■ **SELECTED TEXT**
----

Challenges to the livestock sector include recurring droughts, desertification, the degradation of land worsened by climate change, and conflicts and protracted crises.
While NENA as a whole is a net importer of agricultural commodities, different sub-regions and individual countries can have comparative advantages for certain agricultural products. According to the report, the region is second only to Latin America and the Caribbean as a net exporter of tomatoes and citrus fruits, for example. It is also the third largest exporter of olive oil, after Europe and Central Asia.

At the individual country level, Egypt and Morocco are major exporters on global markets of citrus fruits while Jordan is among the leading exporters of tomatoes, and Sudan has great potential in live animals and meat and to further step up exports of sesame, sorghum and sugar. Egypt alone saw a tenfold increase in fruit and vegetable exports between 2000 and 2011.
Strengthening regional cooperation is crucial for tapping into the regional food trade potential and improving food security and nutrition in regional countries that are part of a large number of sub-regional integration agreements, such as the Greater Arab Free Trade Area, the Agreement for the Facilitation and Promotion of Intra-Arab Trade, the Council for Arab Economic Unity (CAEU), the Gulf Cooperation Council (GCC), and the Arab Maghreb Union (AMU).

----

■ **INFORMATION GIVEN**

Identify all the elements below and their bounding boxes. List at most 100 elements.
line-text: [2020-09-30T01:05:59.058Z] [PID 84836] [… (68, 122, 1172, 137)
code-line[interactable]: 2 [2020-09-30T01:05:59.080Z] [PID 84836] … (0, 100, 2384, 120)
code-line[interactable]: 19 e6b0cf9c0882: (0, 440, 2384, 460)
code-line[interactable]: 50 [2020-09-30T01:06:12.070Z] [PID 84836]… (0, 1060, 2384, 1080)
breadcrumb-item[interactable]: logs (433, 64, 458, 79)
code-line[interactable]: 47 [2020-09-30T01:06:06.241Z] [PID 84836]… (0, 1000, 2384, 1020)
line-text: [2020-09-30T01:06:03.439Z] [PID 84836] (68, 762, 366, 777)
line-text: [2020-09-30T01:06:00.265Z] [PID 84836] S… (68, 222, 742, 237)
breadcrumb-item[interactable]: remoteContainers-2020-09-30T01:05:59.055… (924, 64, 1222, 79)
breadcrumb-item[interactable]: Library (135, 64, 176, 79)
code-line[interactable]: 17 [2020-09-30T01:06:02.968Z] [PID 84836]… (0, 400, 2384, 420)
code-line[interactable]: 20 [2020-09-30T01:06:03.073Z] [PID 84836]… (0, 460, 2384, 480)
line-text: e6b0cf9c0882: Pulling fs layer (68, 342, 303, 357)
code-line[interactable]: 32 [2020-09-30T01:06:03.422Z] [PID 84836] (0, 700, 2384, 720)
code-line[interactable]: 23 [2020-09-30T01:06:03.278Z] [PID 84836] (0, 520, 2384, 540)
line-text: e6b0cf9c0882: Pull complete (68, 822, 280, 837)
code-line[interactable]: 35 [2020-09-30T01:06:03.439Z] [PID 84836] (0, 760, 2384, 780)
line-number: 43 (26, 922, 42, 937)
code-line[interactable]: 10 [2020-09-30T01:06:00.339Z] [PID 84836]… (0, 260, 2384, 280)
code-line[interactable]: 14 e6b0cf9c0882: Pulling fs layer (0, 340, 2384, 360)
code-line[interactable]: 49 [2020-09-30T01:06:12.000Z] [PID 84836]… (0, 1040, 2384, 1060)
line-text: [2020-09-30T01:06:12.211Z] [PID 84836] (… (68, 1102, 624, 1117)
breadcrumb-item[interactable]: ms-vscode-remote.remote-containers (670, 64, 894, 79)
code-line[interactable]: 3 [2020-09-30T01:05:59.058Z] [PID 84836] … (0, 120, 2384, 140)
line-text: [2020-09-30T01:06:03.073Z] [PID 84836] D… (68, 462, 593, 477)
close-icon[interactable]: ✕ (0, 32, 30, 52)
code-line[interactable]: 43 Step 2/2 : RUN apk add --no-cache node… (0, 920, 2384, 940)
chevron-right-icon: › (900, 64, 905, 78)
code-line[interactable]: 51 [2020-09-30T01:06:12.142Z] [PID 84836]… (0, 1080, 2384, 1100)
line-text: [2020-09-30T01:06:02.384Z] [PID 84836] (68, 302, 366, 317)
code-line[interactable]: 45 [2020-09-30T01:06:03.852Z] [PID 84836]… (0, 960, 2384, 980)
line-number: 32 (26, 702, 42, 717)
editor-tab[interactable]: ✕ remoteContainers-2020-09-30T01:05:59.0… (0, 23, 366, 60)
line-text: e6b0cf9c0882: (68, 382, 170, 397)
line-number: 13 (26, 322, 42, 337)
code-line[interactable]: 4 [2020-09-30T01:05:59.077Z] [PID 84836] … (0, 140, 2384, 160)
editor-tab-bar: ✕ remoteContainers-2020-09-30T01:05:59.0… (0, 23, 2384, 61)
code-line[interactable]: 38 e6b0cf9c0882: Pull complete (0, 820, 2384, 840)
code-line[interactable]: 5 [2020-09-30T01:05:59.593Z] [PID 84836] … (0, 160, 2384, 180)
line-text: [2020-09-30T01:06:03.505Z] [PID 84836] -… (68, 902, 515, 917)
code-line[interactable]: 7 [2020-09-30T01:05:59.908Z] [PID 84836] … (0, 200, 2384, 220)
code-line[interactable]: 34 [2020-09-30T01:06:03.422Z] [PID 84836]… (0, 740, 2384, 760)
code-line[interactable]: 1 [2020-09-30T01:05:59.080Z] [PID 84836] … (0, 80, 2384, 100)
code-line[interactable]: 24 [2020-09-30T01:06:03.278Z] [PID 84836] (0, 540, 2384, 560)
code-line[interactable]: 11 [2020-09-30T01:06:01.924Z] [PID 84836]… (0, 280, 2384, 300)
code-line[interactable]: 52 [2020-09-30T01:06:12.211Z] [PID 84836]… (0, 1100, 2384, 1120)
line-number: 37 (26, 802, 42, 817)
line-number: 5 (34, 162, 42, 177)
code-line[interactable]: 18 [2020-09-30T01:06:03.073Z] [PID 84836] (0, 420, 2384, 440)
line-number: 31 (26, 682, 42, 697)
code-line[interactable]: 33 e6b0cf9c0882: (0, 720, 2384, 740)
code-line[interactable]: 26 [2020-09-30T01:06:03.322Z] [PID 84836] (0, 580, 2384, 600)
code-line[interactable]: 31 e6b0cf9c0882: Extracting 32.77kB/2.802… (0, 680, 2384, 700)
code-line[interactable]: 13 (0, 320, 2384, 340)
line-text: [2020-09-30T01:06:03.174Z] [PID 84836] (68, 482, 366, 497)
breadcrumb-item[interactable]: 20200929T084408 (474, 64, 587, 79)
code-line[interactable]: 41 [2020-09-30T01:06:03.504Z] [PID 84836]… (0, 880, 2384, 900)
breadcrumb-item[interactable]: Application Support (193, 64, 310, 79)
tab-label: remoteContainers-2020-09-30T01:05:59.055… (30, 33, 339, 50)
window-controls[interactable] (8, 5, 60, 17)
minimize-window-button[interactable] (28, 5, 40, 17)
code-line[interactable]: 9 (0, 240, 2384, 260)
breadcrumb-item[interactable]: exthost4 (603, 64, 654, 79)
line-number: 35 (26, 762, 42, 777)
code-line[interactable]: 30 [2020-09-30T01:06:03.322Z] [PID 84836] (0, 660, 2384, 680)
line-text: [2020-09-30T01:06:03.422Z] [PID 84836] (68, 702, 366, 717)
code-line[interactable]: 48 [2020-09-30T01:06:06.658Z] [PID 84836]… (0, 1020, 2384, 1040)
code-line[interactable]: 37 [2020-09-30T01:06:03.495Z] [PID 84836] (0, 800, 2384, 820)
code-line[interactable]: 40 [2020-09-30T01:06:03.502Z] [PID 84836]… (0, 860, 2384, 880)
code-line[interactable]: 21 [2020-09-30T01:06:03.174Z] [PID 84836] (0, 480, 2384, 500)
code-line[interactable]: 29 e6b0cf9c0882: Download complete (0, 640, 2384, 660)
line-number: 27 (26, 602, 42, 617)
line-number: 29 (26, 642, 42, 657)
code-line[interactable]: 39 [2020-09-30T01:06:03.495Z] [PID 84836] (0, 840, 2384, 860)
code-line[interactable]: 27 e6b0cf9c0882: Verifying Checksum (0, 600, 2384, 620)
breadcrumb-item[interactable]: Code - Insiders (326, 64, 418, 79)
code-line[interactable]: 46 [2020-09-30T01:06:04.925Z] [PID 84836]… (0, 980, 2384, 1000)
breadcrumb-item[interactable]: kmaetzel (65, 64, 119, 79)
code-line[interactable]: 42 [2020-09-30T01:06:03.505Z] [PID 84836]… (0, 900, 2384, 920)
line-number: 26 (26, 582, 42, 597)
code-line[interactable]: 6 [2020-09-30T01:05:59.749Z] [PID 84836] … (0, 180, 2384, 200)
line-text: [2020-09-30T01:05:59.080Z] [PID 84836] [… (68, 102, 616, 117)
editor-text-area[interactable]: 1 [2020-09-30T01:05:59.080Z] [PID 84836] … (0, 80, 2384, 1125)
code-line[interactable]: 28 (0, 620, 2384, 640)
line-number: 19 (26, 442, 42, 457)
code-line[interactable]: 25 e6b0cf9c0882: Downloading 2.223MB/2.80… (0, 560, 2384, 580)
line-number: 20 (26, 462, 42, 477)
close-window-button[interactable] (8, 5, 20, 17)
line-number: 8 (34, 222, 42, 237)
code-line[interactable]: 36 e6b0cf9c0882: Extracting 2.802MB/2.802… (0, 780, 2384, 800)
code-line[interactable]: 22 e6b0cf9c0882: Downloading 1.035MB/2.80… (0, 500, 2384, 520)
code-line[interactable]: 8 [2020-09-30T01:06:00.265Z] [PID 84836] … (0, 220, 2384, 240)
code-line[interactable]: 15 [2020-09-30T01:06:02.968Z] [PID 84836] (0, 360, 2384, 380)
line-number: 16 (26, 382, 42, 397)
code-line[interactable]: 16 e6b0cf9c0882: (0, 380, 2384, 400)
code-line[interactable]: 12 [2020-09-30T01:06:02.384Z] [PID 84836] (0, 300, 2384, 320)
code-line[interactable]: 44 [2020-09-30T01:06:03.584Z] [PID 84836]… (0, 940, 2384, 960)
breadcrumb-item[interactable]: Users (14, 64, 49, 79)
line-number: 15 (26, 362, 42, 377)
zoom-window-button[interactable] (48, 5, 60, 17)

----

■ **YOUR GOAL**
Please rewrite the stretch of the passage on the region's agricultural trade from "While NENA as" through "and Central Asia.", switching "olive oil" to "wheat flour".

■ **EXERCISE OUTPUT**
While NENA as a whole is a net importer of agricultural commodities, different sub-regions and individual countries can have comparative advantages for certain agricultural products. According to the report, the region is second only to Latin America and the Caribbean as a net exporter of tomatoes and citrus fruits, for example. It is also the third largest exporter of wheat flour, after Europe and Central Asia.